Task:
Please give the entries again in full and exactly, without any picture.

═════ Recorded data ═════

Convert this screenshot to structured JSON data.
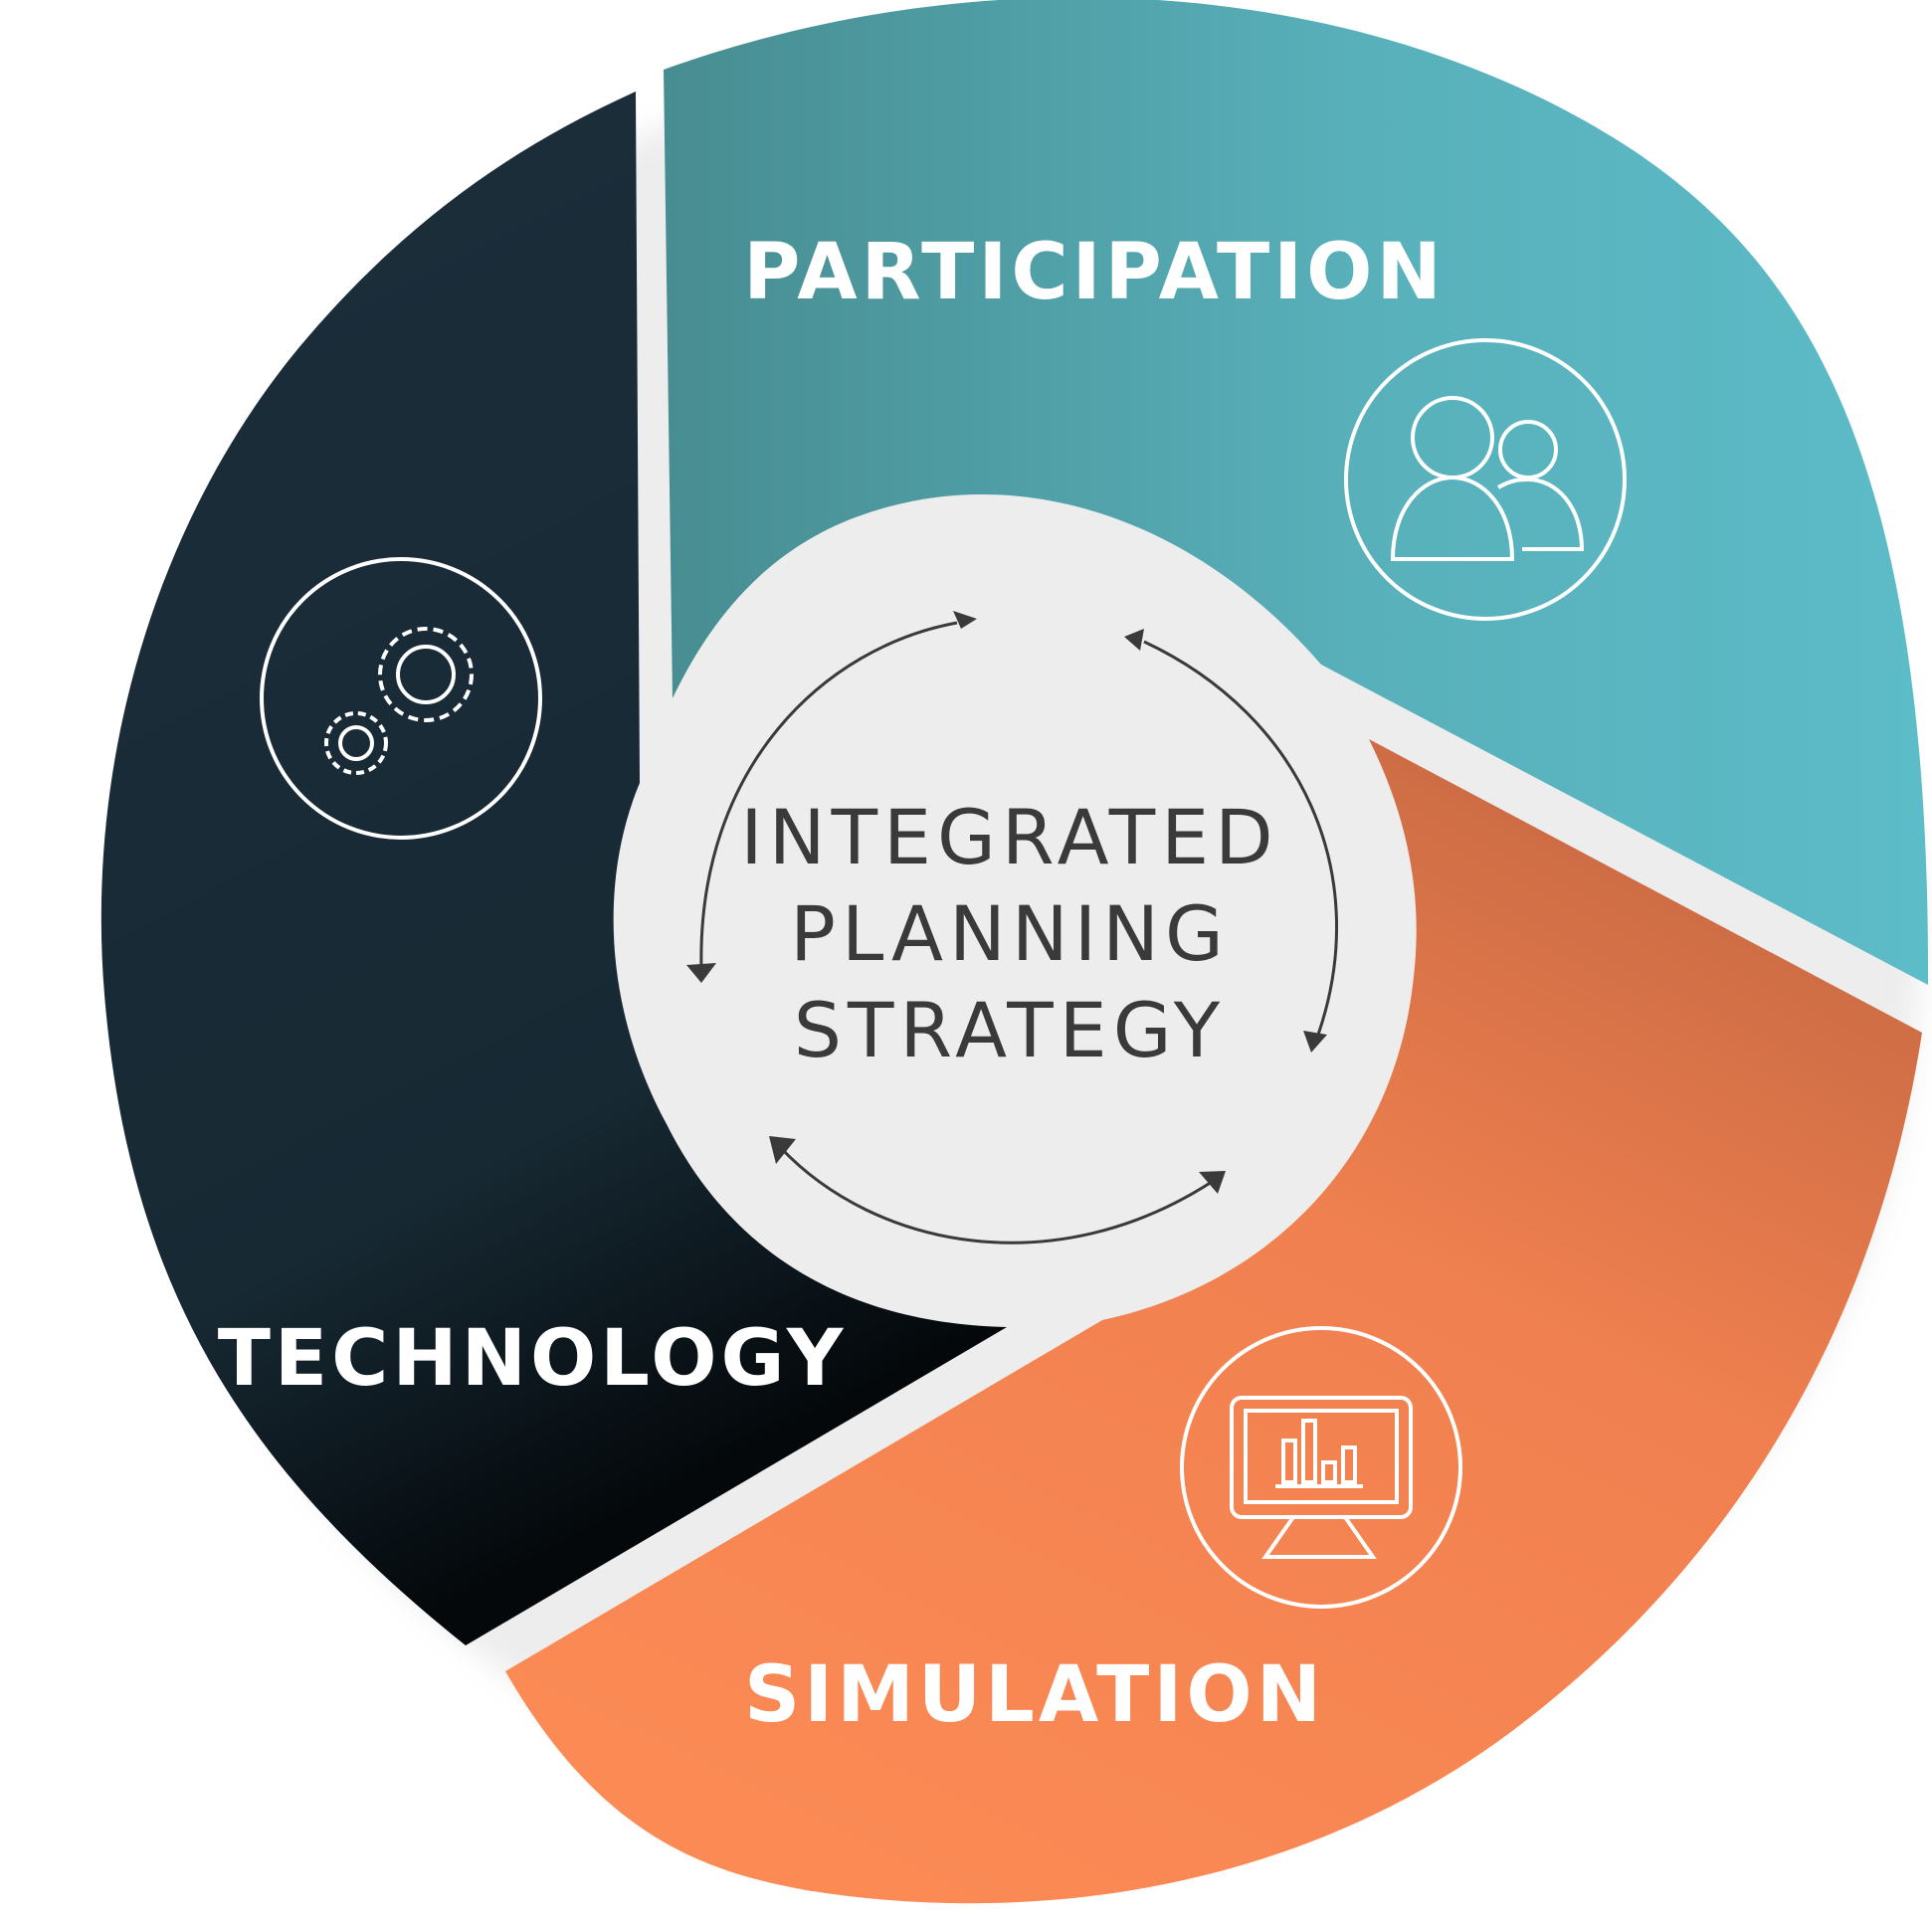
{
  "center": {
    "lines": [
      "INTEGRATED",
      "PLANNING",
      "STRATEGY"
    ]
  },
  "segments": [
    {
      "label": "PARTICIPATION",
      "icon": "people-icon",
      "color": "#58b8c4",
      "color_dark": "#478d91"
    },
    {
      "label": "SIMULATION",
      "icon": "monitor-chart-icon",
      "color": "#f98854",
      "color_dark": "#c06541"
    },
    {
      "label": "TECHNOLOGY",
      "icon": "gears-icon",
      "color": "#1b2e3b",
      "color_dark": "#05090c"
    }
  ]
}
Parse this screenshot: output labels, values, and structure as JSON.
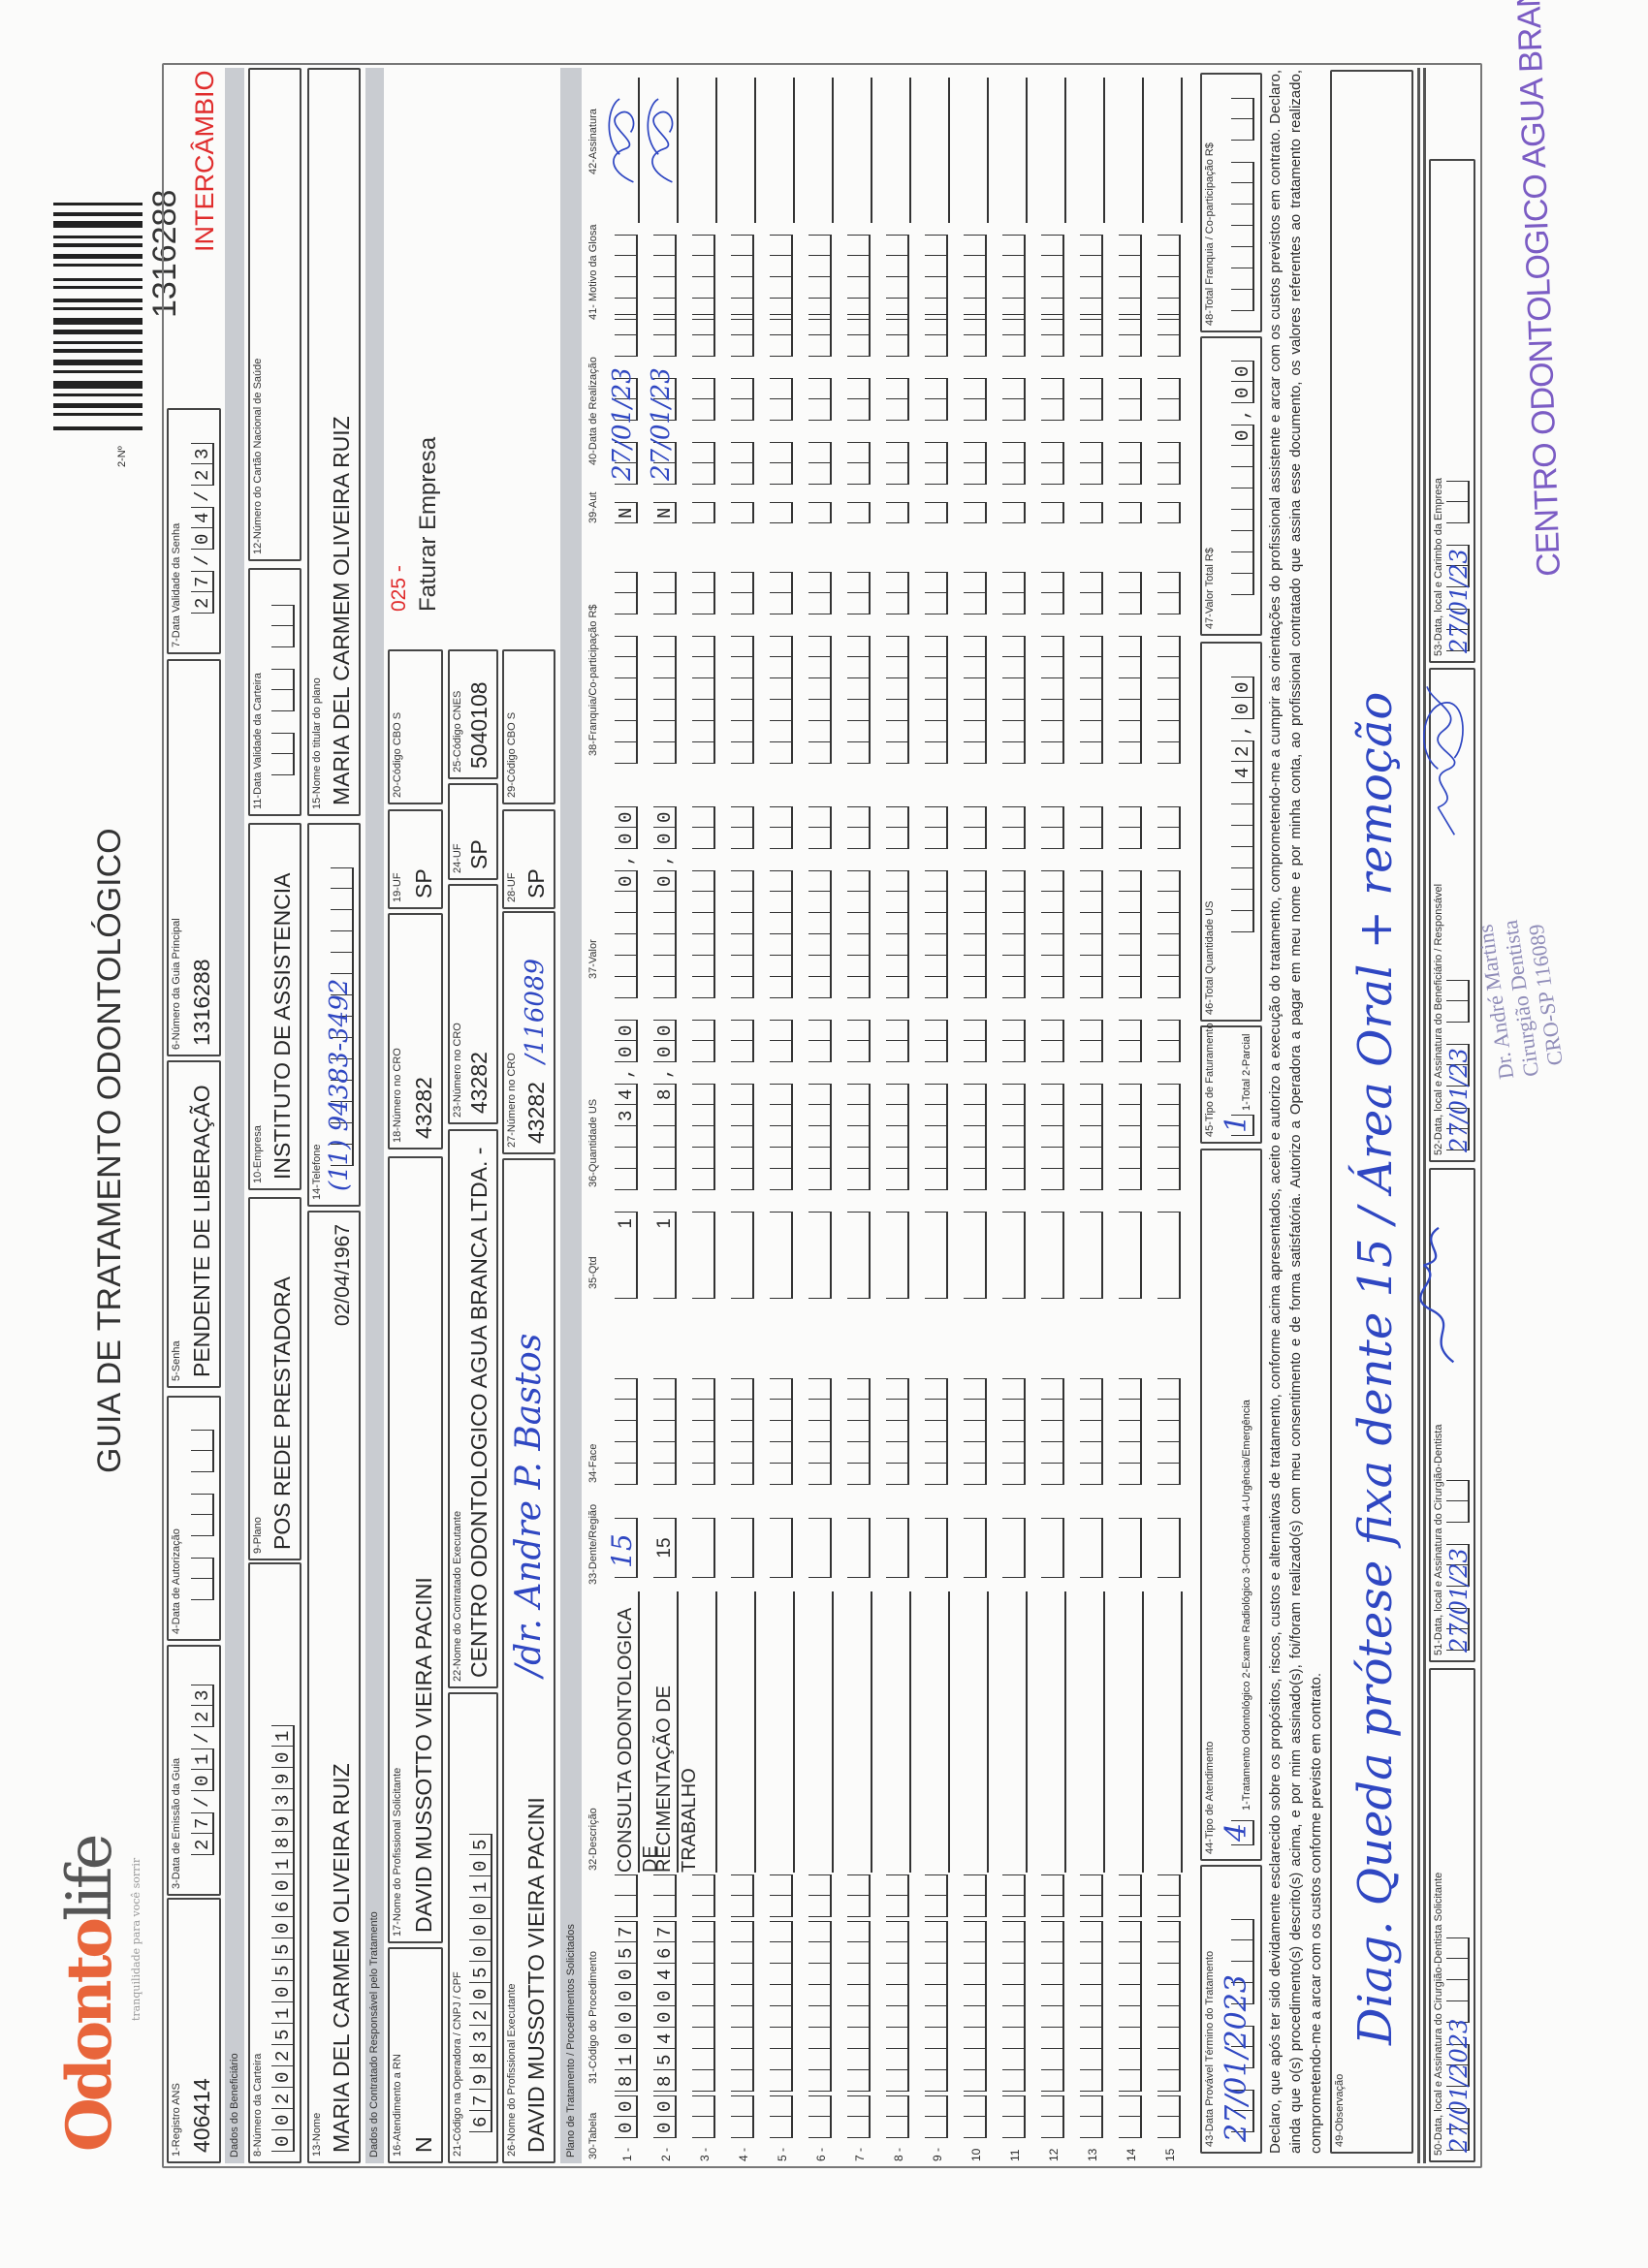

═════

Response for this exercise:
Convert this screenshot to structured JSON data.
{
  "center": {
    "lines": [
      "INTEGRATED",
      "PLANNING",
      "STRATEGY"
    ]
  },
  "segments": [
    {
      "label": "PARTICIPATION",
      "icon": "people-icon",
      "color": "#58b8c4",
      "color_dark": "#478d91"
    },
    {
      "label": "SIMULATION",
      "icon": "monitor-chart-icon",
      "color": "#f98854",
      "color_dark": "#c06541"
    },
    {
      "label": "TECHNOLOGY",
      "icon": "gears-icon",
      "color": "#1b2e3b",
      "color_dark": "#05090c"
    }
  ]
}
Parse this screenshot: output labels, values, and structure as JSON.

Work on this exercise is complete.